Exercise
Restate the records in their entirety, word for word.

Stored dataset items:
___
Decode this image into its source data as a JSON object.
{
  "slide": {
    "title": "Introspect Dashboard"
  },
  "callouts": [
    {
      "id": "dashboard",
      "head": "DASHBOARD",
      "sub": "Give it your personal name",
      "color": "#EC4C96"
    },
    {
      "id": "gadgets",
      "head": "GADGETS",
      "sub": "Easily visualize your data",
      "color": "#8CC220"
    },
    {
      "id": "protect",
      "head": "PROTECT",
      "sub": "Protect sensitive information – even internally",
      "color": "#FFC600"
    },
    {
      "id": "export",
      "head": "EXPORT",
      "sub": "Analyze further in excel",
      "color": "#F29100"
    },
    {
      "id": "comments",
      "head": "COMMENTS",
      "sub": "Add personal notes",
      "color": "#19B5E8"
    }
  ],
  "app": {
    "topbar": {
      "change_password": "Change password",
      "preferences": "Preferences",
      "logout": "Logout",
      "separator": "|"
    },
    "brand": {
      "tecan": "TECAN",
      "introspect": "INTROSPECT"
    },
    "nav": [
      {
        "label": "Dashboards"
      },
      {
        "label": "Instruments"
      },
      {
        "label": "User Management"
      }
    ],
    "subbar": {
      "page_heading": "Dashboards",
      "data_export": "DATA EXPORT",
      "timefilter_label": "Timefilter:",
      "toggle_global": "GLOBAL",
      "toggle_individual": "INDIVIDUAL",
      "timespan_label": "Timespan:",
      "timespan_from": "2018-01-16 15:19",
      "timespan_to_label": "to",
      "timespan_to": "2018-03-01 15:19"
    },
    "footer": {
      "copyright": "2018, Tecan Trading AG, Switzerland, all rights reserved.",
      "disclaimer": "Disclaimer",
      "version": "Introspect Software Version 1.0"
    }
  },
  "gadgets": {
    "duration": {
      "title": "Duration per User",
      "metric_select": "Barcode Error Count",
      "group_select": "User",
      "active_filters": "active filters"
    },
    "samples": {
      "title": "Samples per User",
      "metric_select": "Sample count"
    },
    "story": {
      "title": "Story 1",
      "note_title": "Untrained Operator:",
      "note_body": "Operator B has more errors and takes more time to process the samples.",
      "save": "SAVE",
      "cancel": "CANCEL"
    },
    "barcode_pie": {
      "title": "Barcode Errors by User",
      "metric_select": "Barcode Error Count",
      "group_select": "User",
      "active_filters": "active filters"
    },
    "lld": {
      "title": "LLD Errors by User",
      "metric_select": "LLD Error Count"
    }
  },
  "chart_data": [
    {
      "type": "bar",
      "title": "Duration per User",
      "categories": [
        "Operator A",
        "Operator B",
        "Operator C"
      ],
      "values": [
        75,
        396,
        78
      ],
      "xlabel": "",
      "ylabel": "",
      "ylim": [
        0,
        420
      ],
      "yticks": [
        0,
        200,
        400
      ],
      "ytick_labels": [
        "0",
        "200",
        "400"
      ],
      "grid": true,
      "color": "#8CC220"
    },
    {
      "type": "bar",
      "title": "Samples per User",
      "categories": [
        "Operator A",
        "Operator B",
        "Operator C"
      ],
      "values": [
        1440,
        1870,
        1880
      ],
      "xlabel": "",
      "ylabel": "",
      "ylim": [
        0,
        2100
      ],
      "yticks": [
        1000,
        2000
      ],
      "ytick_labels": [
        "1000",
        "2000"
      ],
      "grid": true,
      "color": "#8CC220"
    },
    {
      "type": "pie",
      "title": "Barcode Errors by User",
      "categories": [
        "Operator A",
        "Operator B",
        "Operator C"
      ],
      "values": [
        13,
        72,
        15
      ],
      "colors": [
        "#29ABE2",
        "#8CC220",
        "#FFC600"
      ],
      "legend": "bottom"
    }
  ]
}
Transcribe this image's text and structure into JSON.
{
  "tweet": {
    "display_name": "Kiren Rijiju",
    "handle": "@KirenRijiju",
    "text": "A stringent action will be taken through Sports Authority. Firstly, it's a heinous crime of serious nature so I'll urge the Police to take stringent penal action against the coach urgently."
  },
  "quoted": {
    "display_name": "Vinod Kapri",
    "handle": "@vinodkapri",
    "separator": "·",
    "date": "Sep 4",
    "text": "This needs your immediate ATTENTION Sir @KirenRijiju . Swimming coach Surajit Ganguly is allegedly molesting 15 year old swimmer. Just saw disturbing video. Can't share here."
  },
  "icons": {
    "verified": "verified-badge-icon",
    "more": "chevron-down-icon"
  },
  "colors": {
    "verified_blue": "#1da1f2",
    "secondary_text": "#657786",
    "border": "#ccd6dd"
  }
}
___
Response below
Decode this image into its source data as a JSON object.
{
  "slide": {
    "title": "Introspect Dashboard"
  },
  "callouts": [
    {
      "id": "dashboard",
      "head": "DASHBOARD",
      "sub": "Give it your personal name",
      "color": "#EC4C96"
    },
    {
      "id": "gadgets",
      "head": "GADGETS",
      "sub": "Easily visualize your data",
      "color": "#8CC220"
    },
    {
      "id": "protect",
      "head": "PROTECT",
      "sub": "Protect sensitive information – even internally",
      "color": "#FFC600"
    },
    {
      "id": "export",
      "head": "EXPORT",
      "sub": "Analyze further in excel",
      "color": "#F29100"
    },
    {
      "id": "comments",
      "head": "COMMENTS",
      "sub": "Add personal notes",
      "color": "#19B5E8"
    }
  ],
  "app": {
    "topbar": {
      "change_password": "Change password",
      "preferences": "Preferences",
      "logout": "Logout",
      "separator": "|"
    },
    "brand": {
      "tecan": "TECAN",
      "introspect": "INTROSPECT"
    },
    "nav": [
      {
        "label": "Dashboards"
      },
      {
        "label": "Instruments"
      },
      {
        "label": "User Management"
      }
    ],
    "subbar": {
      "page_heading": "Dashboards",
      "data_export": "DATA EXPORT",
      "timefilter_label": "Timefilter:",
      "toggle_global": "GLOBAL",
      "toggle_individual": "INDIVIDUAL",
      "timespan_label": "Timespan:",
      "timespan_from": "2018-01-16 15:19",
      "timespan_to_label": "to",
      "timespan_to": "2018-03-01 15:19"
    },
    "footer": {
      "copyright": "2018, Tecan Trading AG, Switzerland, all rights reserved.",
      "disclaimer": "Disclaimer",
      "version": "Introspect Software Version 1.0"
    }
  },
  "gadgets": {
    "duration": {
      "title": "Duration per User",
      "metric_select": "Barcode Error Count",
      "group_select": "User",
      "active_filters": "active filters"
    },
    "samples": {
      "title": "Samples per User",
      "metric_select": "Sample count"
    },
    "story": {
      "title": "Story 1",
      "note_title": "Untrained Operator:",
      "note_body": "Operator B has more errors and takes more time to process the samples.",
      "save": "SAVE",
      "cancel": "CANCEL"
    },
    "barcode_pie": {
      "title": "Barcode Errors by User",
      "metric_select": "Barcode Error Count",
      "group_select": "User",
      "active_filters": "active filters"
    },
    "lld": {
      "title": "LLD Errors by User",
      "metric_select": "LLD Error Count"
    }
  },
  "chart_data": [
    {
      "type": "bar",
      "title": "Duration per User",
      "categories": [
        "Operator A",
        "Operator B",
        "Operator C"
      ],
      "values": [
        75,
        396,
        78
      ],
      "xlabel": "",
      "ylabel": "",
      "ylim": [
        0,
        420
      ],
      "yticks": [
        0,
        200,
        400
      ],
      "ytick_labels": [
        "0",
        "200",
        "400"
      ],
      "grid": true,
      "color": "#8CC220"
    },
    {
      "type": "bar",
      "title": "Samples per User",
      "categories": [
        "Operator A",
        "Operator B",
        "Operator C"
      ],
      "values": [
        1440,
        1870,
        1880
      ],
      "xlabel": "",
      "ylabel": "",
      "ylim": [
        0,
        2100
      ],
      "yticks": [
        1000,
        2000
      ],
      "ytick_labels": [
        "1000",
        "2000"
      ],
      "grid": true,
      "color": "#8CC220"
    },
    {
      "type": "pie",
      "title": "Barcode Errors by User",
      "categories": [
        "Operator A",
        "Operator B",
        "Operator C"
      ],
      "values": [
        13,
        72,
        15
      ],
      "colors": [
        "#29ABE2",
        "#8CC220",
        "#FFC600"
      ],
      "legend": "bottom"
    }
  ]
}
Transcribe this image's text and structure into JSON.
{
  "tweet": {
    "display_name": "Kiren Rijiju",
    "handle": "@KirenRijiju",
    "text": "A stringent action will be taken through Sports Authority. Firstly, it's a heinous crime of serious nature so I'll urge the Police to take stringent penal action against the coach urgently."
  },
  "quoted": {
    "display_name": "Vinod Kapri",
    "handle": "@vinodkapri",
    "separator": "·",
    "date": "Sep 4",
    "text": "This needs your immediate ATTENTION Sir @KirenRijiju . Swimming coach Surajit Ganguly is allegedly molesting 15 year old swimmer. Just saw disturbing video. Can't share here."
  },
  "icons": {
    "verified": "verified-badge-icon",
    "more": "chevron-down-icon"
  },
  "colors": {
    "verified_blue": "#1da1f2",
    "secondary_text": "#657786",
    "border": "#ccd6dd"
  }
}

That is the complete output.